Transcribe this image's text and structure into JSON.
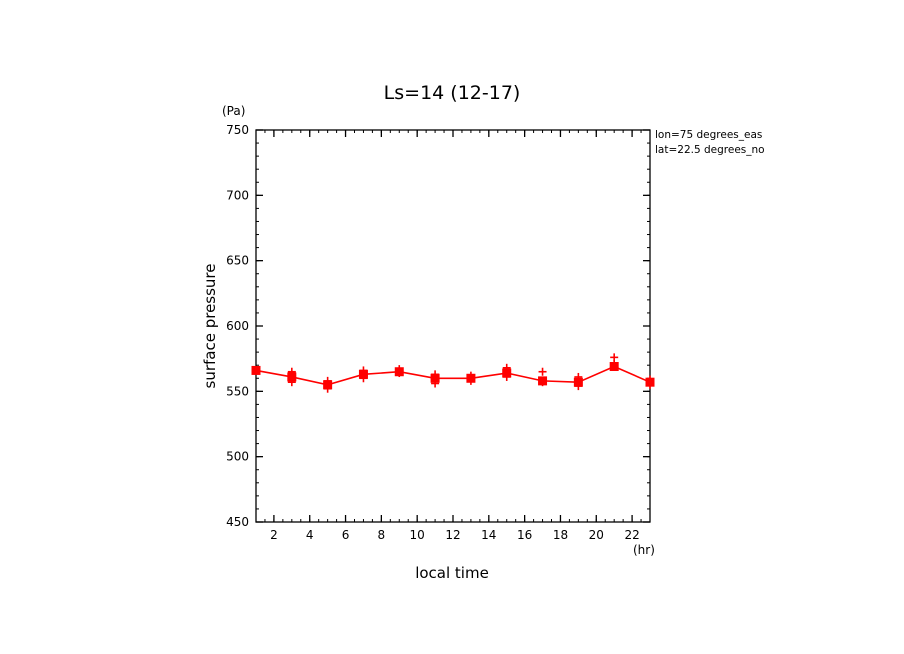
{
  "chart_data": {
    "type": "line",
    "title": "Ls=14 (12-17)",
    "xlabel": "local time",
    "ylabel": "surface pressure",
    "x_unit": "(hr)",
    "y_unit": "(Pa)",
    "xlim": [
      1,
      23
    ],
    "ylim": [
      450,
      750
    ],
    "x_ticks": [
      2,
      4,
      6,
      8,
      10,
      12,
      14,
      16,
      18,
      20,
      22
    ],
    "y_ticks": [
      450,
      500,
      550,
      600,
      650,
      700,
      750
    ],
    "grid": false,
    "annotations": [
      "lon=75 degrees_eas",
      "lat=22.5 degrees_no"
    ],
    "series": [
      {
        "color": "#ff0000",
        "x": [
          1,
          3,
          5,
          7,
          9,
          11,
          13,
          15,
          17,
          19,
          21,
          23
        ],
        "values": [
          566,
          561,
          555,
          563,
          565,
          560,
          560,
          564,
          558,
          557,
          569,
          557
        ]
      }
    ],
    "scatter_plus": [
      {
        "x": 3,
        "y": 565
      },
      {
        "x": 3,
        "y": 557
      },
      {
        "x": 5,
        "y": 558
      },
      {
        "x": 5,
        "y": 552
      },
      {
        "x": 7,
        "y": 566
      },
      {
        "x": 7,
        "y": 560
      },
      {
        "x": 9,
        "y": 567
      },
      {
        "x": 9,
        "y": 564
      },
      {
        "x": 11,
        "y": 563
      },
      {
        "x": 11,
        "y": 556
      },
      {
        "x": 13,
        "y": 562
      },
      {
        "x": 13,
        "y": 558
      },
      {
        "x": 15,
        "y": 568
      },
      {
        "x": 15,
        "y": 561
      },
      {
        "x": 17,
        "y": 565
      },
      {
        "x": 17,
        "y": 557
      },
      {
        "x": 19,
        "y": 561
      },
      {
        "x": 19,
        "y": 554
      },
      {
        "x": 21,
        "y": 576
      },
      {
        "x": 21,
        "y": 571
      },
      {
        "x": 23,
        "y": 559
      },
      {
        "x": 23,
        "y": 555
      }
    ]
  }
}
--------------------------------
Exercise: Without including any pictures, output all the entries above exactly.

Result:
Transcribe this image's text and structure into JSON.
{
  "chart_data": {
    "type": "line",
    "title": "Ls=14 (12-17)",
    "xlabel": "local time",
    "ylabel": "surface pressure",
    "x_unit": "(hr)",
    "y_unit": "(Pa)",
    "xlim": [
      1,
      23
    ],
    "ylim": [
      450,
      750
    ],
    "x_ticks": [
      2,
      4,
      6,
      8,
      10,
      12,
      14,
      16,
      18,
      20,
      22
    ],
    "y_ticks": [
      450,
      500,
      550,
      600,
      650,
      700,
      750
    ],
    "grid": false,
    "annotations": [
      "lon=75 degrees_eas",
      "lat=22.5 degrees_no"
    ],
    "series": [
      {
        "color": "#ff0000",
        "x": [
          1,
          3,
          5,
          7,
          9,
          11,
          13,
          15,
          17,
          19,
          21,
          23
        ],
        "values": [
          566,
          561,
          555,
          563,
          565,
          560,
          560,
          564,
          558,
          557,
          569,
          557
        ]
      }
    ],
    "scatter_plus": [
      {
        "x": 3,
        "y": 565
      },
      {
        "x": 3,
        "y": 557
      },
      {
        "x": 5,
        "y": 558
      },
      {
        "x": 5,
        "y": 552
      },
      {
        "x": 7,
        "y": 566
      },
      {
        "x": 7,
        "y": 560
      },
      {
        "x": 9,
        "y": 567
      },
      {
        "x": 9,
        "y": 564
      },
      {
        "x": 11,
        "y": 563
      },
      {
        "x": 11,
        "y": 556
      },
      {
        "x": 13,
        "y": 562
      },
      {
        "x": 13,
        "y": 558
      },
      {
        "x": 15,
        "y": 568
      },
      {
        "x": 15,
        "y": 561
      },
      {
        "x": 17,
        "y": 565
      },
      {
        "x": 17,
        "y": 557
      },
      {
        "x": 19,
        "y": 561
      },
      {
        "x": 19,
        "y": 554
      },
      {
        "x": 21,
        "y": 576
      },
      {
        "x": 21,
        "y": 571
      },
      {
        "x": 23,
        "y": 559
      },
      {
        "x": 23,
        "y": 555
      }
    ]
  }
}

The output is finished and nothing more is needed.